Filter the listing below, copying every line in which the word "OMPS" appears.
+++ Data for processing +++
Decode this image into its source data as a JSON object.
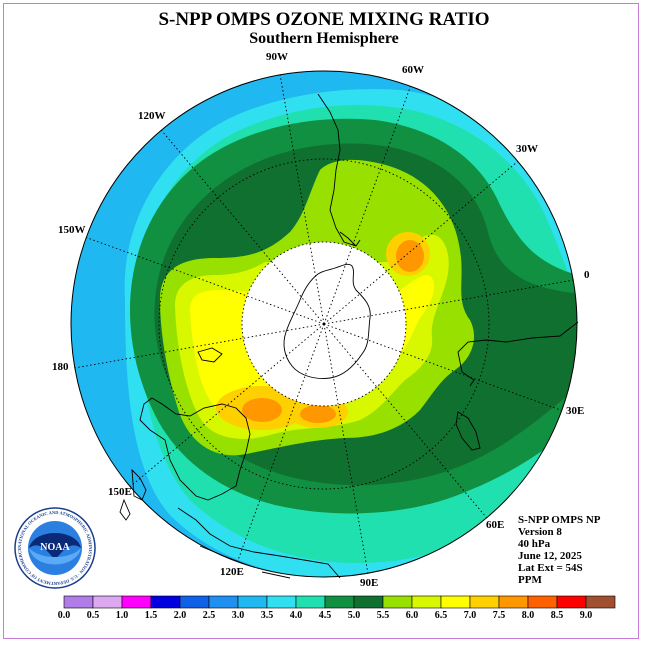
{
  "title": "S-NPP OMPS OZONE MIXING RATIO",
  "subtitle": "Southern Hemisphere",
  "longitude_labels": {
    "lon_0": "0",
    "lon_30e": "30E",
    "lon_60e": "60E",
    "lon_90e": "90E",
    "lon_120e": "120E",
    "lon_150e": "150E",
    "lon_180": "180",
    "lon_150w": "150W",
    "lon_120w": "120W",
    "lon_90w": "90W",
    "lon_60w": "60W",
    "lon_30w": "30W"
  },
  "info": {
    "instrument": "S-NPP OMPS NP",
    "version": "Version 8",
    "pressure": "40 hPa",
    "date": "June 12, 2025",
    "lat_ext": "Lat Ext = 54S",
    "units": "PPM"
  },
  "logo": {
    "text": "NOAA",
    "ring_text": "NATIONAL OCEANIC AND ATMOSPHERIC ADMINISTRATION · U.S. DEPARTMENT OF COMMERCE"
  },
  "colorbar": {
    "ticks": [
      "0.0",
      "0.5",
      "1.0",
      "1.5",
      "2.0",
      "2.5",
      "3.0",
      "3.5",
      "4.0",
      "4.5",
      "5.0",
      "5.5",
      "6.0",
      "6.5",
      "7.0",
      "7.5",
      "8.0",
      "8.5",
      "9.0"
    ],
    "colors": [
      "#b07ce8",
      "#dca8f0",
      "#ff00ff",
      "#0000e0",
      "#1060e8",
      "#2090f0",
      "#20b8f0",
      "#30e0f0",
      "#20e0b0",
      "#109040",
      "#107030",
      "#98e000",
      "#d8f800",
      "#ffff00",
      "#ffd000",
      "#ff9800",
      "#ff6000",
      "#ff0000",
      "#a05030"
    ]
  },
  "colors": {
    "frame": "#c77bd6",
    "land_outline": "#000000"
  }
}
+++
*Correct response*:
  "title": "S-NPP OMPS OZONE MIXING RATIO",
    "instrument": "S-NPP OMPS NP",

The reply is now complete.